What you need to do: Extract each record and reproduce it exactly.

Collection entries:
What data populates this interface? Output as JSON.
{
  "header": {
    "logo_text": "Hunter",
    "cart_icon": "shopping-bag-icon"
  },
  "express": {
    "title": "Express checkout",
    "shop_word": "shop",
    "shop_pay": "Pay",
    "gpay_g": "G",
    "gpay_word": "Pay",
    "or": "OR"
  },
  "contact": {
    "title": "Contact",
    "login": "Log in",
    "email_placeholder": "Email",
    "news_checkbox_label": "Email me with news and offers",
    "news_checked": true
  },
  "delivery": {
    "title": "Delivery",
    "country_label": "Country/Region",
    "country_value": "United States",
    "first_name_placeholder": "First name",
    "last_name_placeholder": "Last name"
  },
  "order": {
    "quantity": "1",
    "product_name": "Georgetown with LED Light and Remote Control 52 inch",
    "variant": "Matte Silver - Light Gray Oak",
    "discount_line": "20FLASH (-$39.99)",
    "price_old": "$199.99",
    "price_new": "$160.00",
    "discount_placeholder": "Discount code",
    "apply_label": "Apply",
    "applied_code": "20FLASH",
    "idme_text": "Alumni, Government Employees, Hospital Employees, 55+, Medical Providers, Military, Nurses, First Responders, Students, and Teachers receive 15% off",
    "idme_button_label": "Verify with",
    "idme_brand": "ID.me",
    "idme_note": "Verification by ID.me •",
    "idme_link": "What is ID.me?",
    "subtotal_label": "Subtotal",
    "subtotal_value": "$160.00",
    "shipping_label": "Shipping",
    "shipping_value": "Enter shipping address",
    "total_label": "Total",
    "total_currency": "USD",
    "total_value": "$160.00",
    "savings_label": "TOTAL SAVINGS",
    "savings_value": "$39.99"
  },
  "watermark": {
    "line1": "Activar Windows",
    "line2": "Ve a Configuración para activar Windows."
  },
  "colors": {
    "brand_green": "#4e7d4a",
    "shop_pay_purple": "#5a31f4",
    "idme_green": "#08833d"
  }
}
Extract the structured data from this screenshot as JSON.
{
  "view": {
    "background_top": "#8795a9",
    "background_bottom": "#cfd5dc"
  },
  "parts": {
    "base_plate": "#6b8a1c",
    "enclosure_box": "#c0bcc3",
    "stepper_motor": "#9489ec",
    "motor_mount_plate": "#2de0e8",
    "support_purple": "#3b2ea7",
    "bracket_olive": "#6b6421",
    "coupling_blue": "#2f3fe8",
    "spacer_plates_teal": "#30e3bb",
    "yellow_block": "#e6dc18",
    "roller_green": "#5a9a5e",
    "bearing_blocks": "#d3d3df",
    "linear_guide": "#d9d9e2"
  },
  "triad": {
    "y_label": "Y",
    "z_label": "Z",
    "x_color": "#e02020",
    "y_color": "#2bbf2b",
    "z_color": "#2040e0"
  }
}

Answer for this exercise:
What data populates this interface? Output as JSON.
{
  "header": {
    "logo_text": "Hunter",
    "cart_icon": "shopping-bag-icon"
  },
  "express": {
    "title": "Express checkout",
    "shop_word": "shop",
    "shop_pay": "Pay",
    "gpay_g": "G",
    "gpay_word": "Pay",
    "or": "OR"
  },
  "contact": {
    "title": "Contact",
    "login": "Log in",
    "email_placeholder": "Email",
    "news_checkbox_label": "Email me with news and offers",
    "news_checked": true
  },
  "delivery": {
    "title": "Delivery",
    "country_label": "Country/Region",
    "country_value": "United States",
    "first_name_placeholder": "First name",
    "last_name_placeholder": "Last name"
  },
  "order": {
    "quantity": "1",
    "product_name": "Georgetown with LED Light and Remote Control 52 inch",
    "variant": "Matte Silver - Light Gray Oak",
    "discount_line": "20FLASH (-$39.99)",
    "price_old": "$199.99",
    "price_new": "$160.00",
    "discount_placeholder": "Discount code",
    "apply_label": "Apply",
    "applied_code": "20FLASH",
    "idme_text": "Alumni, Government Employees, Hospital Employees, 55+, Medical Providers, Military, Nurses, First Responders, Students, and Teachers receive 15% off",
    "idme_button_label": "Verify with",
    "idme_brand": "ID.me",
    "idme_note": "Verification by ID.me •",
    "idme_link": "What is ID.me?",
    "subtotal_label": "Subtotal",
    "subtotal_value": "$160.00",
    "shipping_label": "Shipping",
    "shipping_value": "Enter shipping address",
    "total_label": "Total",
    "total_currency": "USD",
    "total_value": "$160.00",
    "savings_label": "TOTAL SAVINGS",
    "savings_value": "$39.99"
  },
  "watermark": {
    "line1": "Activar Windows",
    "line2": "Ve a Configuración para activar Windows."
  },
  "colors": {
    "brand_green": "#4e7d4a",
    "shop_pay_purple": "#5a31f4",
    "idme_green": "#08833d"
  }
}
Extract the structured data from this screenshot as JSON.
{
  "view": {
    "background_top": "#8795a9",
    "background_bottom": "#cfd5dc"
  },
  "parts": {
    "base_plate": "#6b8a1c",
    "enclosure_box": "#c0bcc3",
    "stepper_motor": "#9489ec",
    "motor_mount_plate": "#2de0e8",
    "support_purple": "#3b2ea7",
    "bracket_olive": "#6b6421",
    "coupling_blue": "#2f3fe8",
    "spacer_plates_teal": "#30e3bb",
    "yellow_block": "#e6dc18",
    "roller_green": "#5a9a5e",
    "bearing_blocks": "#d3d3df",
    "linear_guide": "#d9d9e2"
  },
  "triad": {
    "y_label": "Y",
    "z_label": "Z",
    "x_color": "#e02020",
    "y_color": "#2bbf2b",
    "z_color": "#2040e0"
  }
}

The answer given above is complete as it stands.